[START OF Exercise inputs]
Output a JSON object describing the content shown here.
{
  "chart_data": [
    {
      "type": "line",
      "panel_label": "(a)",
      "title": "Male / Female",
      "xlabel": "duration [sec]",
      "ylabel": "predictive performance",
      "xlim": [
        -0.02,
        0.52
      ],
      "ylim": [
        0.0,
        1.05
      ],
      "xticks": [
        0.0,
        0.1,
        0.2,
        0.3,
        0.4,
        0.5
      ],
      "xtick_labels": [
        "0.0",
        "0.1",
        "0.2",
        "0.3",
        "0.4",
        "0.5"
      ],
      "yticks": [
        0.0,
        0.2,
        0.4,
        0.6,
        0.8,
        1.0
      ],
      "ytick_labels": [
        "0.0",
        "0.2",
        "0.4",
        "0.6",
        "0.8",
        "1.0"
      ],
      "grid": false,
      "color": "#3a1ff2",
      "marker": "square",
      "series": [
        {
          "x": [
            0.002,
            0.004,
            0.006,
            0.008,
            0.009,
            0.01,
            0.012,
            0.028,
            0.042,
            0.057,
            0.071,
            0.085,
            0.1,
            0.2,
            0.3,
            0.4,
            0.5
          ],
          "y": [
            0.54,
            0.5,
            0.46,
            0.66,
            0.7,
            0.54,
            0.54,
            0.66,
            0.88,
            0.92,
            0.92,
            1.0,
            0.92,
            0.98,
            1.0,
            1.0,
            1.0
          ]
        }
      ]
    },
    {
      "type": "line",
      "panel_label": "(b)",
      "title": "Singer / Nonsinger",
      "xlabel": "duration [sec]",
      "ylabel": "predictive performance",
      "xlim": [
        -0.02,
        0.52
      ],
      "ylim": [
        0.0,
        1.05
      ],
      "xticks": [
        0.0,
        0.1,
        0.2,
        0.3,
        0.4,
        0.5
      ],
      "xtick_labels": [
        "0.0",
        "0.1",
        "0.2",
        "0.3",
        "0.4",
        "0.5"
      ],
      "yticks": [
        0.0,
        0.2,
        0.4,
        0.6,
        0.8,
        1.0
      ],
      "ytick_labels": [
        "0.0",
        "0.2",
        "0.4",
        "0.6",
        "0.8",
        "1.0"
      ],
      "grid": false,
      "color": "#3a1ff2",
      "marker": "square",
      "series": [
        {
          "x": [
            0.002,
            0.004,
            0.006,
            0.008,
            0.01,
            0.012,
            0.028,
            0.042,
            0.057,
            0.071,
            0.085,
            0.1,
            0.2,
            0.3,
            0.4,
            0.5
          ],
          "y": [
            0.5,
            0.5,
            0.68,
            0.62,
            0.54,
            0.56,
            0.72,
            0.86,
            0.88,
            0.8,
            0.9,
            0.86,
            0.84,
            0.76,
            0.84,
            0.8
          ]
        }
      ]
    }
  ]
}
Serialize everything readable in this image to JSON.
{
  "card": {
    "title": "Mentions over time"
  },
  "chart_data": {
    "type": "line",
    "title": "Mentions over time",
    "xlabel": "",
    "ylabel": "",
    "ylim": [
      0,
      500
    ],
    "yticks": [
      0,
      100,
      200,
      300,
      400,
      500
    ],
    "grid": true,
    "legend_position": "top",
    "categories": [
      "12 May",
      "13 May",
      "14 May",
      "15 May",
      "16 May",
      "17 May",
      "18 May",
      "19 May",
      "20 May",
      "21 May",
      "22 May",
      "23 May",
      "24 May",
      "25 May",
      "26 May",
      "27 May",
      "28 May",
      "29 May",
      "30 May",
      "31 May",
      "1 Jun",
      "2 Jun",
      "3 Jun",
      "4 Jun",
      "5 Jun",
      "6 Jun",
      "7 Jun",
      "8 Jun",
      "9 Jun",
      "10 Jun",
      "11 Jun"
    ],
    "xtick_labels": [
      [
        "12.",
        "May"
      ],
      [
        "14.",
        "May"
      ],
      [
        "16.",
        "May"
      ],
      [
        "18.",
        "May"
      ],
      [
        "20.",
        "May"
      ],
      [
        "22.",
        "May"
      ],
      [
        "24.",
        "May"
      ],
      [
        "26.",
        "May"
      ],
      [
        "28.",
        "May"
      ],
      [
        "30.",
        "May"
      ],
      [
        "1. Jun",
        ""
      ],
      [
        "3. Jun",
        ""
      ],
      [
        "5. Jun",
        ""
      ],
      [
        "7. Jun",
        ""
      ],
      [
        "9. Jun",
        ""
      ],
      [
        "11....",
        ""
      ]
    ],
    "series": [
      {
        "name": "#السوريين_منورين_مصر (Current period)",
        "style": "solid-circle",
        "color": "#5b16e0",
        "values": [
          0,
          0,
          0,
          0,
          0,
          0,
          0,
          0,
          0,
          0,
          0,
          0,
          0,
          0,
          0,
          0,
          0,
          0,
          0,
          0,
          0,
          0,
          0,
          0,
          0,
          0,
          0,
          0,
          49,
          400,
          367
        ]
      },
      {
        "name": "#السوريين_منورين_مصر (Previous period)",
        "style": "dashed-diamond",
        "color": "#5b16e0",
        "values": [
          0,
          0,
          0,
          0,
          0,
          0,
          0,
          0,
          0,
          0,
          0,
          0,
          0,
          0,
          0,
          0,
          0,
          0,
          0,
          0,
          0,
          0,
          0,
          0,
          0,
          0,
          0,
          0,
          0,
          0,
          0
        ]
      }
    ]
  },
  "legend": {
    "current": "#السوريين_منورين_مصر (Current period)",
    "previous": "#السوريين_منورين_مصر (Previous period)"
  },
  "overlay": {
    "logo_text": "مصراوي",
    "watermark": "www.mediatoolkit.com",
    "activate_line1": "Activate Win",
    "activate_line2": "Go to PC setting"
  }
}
[END OF Exercise inputs]
▶ Task goal
Extract the entries above verbatim.

▶ Output
Output a JSON object describing the content shown here.
{
  "chart_data": [
    {
      "type": "line",
      "panel_label": "(a)",
      "title": "Male / Female",
      "xlabel": "duration [sec]",
      "ylabel": "predictive performance",
      "xlim": [
        -0.02,
        0.52
      ],
      "ylim": [
        0.0,
        1.05
      ],
      "xticks": [
        0.0,
        0.1,
        0.2,
        0.3,
        0.4,
        0.5
      ],
      "xtick_labels": [
        "0.0",
        "0.1",
        "0.2",
        "0.3",
        "0.4",
        "0.5"
      ],
      "yticks": [
        0.0,
        0.2,
        0.4,
        0.6,
        0.8,
        1.0
      ],
      "ytick_labels": [
        "0.0",
        "0.2",
        "0.4",
        "0.6",
        "0.8",
        "1.0"
      ],
      "grid": false,
      "color": "#3a1ff2",
      "marker": "square",
      "series": [
        {
          "x": [
            0.002,
            0.004,
            0.006,
            0.008,
            0.009,
            0.01,
            0.012,
            0.028,
            0.042,
            0.057,
            0.071,
            0.085,
            0.1,
            0.2,
            0.3,
            0.4,
            0.5
          ],
          "y": [
            0.54,
            0.5,
            0.46,
            0.66,
            0.7,
            0.54,
            0.54,
            0.66,
            0.88,
            0.92,
            0.92,
            1.0,
            0.92,
            0.98,
            1.0,
            1.0,
            1.0
          ]
        }
      ]
    },
    {
      "type": "line",
      "panel_label": "(b)",
      "title": "Singer / Nonsinger",
      "xlabel": "duration [sec]",
      "ylabel": "predictive performance",
      "xlim": [
        -0.02,
        0.52
      ],
      "ylim": [
        0.0,
        1.05
      ],
      "xticks": [
        0.0,
        0.1,
        0.2,
        0.3,
        0.4,
        0.5
      ],
      "xtick_labels": [
        "0.0",
        "0.1",
        "0.2",
        "0.3",
        "0.4",
        "0.5"
      ],
      "yticks": [
        0.0,
        0.2,
        0.4,
        0.6,
        0.8,
        1.0
      ],
      "ytick_labels": [
        "0.0",
        "0.2",
        "0.4",
        "0.6",
        "0.8",
        "1.0"
      ],
      "grid": false,
      "color": "#3a1ff2",
      "marker": "square",
      "series": [
        {
          "x": [
            0.002,
            0.004,
            0.006,
            0.008,
            0.01,
            0.012,
            0.028,
            0.042,
            0.057,
            0.071,
            0.085,
            0.1,
            0.2,
            0.3,
            0.4,
            0.5
          ],
          "y": [
            0.5,
            0.5,
            0.68,
            0.62,
            0.54,
            0.56,
            0.72,
            0.86,
            0.88,
            0.8,
            0.9,
            0.86,
            0.84,
            0.76,
            0.84,
            0.8
          ]
        }
      ]
    }
  ]
}
Serialize everything readable in this image to JSON.
{
  "card": {
    "title": "Mentions over time"
  },
  "chart_data": {
    "type": "line",
    "title": "Mentions over time",
    "xlabel": "",
    "ylabel": "",
    "ylim": [
      0,
      500
    ],
    "yticks": [
      0,
      100,
      200,
      300,
      400,
      500
    ],
    "grid": true,
    "legend_position": "top",
    "categories": [
      "12 May",
      "13 May",
      "14 May",
      "15 May",
      "16 May",
      "17 May",
      "18 May",
      "19 May",
      "20 May",
      "21 May",
      "22 May",
      "23 May",
      "24 May",
      "25 May",
      "26 May",
      "27 May",
      "28 May",
      "29 May",
      "30 May",
      "31 May",
      "1 Jun",
      "2 Jun",
      "3 Jun",
      "4 Jun",
      "5 Jun",
      "6 Jun",
      "7 Jun",
      "8 Jun",
      "9 Jun",
      "10 Jun",
      "11 Jun"
    ],
    "xtick_labels": [
      [
        "12.",
        "May"
      ],
      [
        "14.",
        "May"
      ],
      [
        "16.",
        "May"
      ],
      [
        "18.",
        "May"
      ],
      [
        "20.",
        "May"
      ],
      [
        "22.",
        "May"
      ],
      [
        "24.",
        "May"
      ],
      [
        "26.",
        "May"
      ],
      [
        "28.",
        "May"
      ],
      [
        "30.",
        "May"
      ],
      [
        "1. Jun",
        ""
      ],
      [
        "3. Jun",
        ""
      ],
      [
        "5. Jun",
        ""
      ],
      [
        "7. Jun",
        ""
      ],
      [
        "9. Jun",
        ""
      ],
      [
        "11....",
        ""
      ]
    ],
    "series": [
      {
        "name": "#السوريين_منورين_مصر (Current period)",
        "style": "solid-circle",
        "color": "#5b16e0",
        "values": [
          0,
          0,
          0,
          0,
          0,
          0,
          0,
          0,
          0,
          0,
          0,
          0,
          0,
          0,
          0,
          0,
          0,
          0,
          0,
          0,
          0,
          0,
          0,
          0,
          0,
          0,
          0,
          0,
          49,
          400,
          367
        ]
      },
      {
        "name": "#السوريين_منورين_مصر (Previous period)",
        "style": "dashed-diamond",
        "color": "#5b16e0",
        "values": [
          0,
          0,
          0,
          0,
          0,
          0,
          0,
          0,
          0,
          0,
          0,
          0,
          0,
          0,
          0,
          0,
          0,
          0,
          0,
          0,
          0,
          0,
          0,
          0,
          0,
          0,
          0,
          0,
          0,
          0,
          0
        ]
      }
    ]
  },
  "legend": {
    "current": "#السوريين_منورين_مصر (Current period)",
    "previous": "#السوريين_منورين_مصر (Previous period)"
  },
  "overlay": {
    "logo_text": "مصراوي",
    "watermark": "www.mediatoolkit.com",
    "activate_line1": "Activate Win",
    "activate_line2": "Go to PC setting"
  }
}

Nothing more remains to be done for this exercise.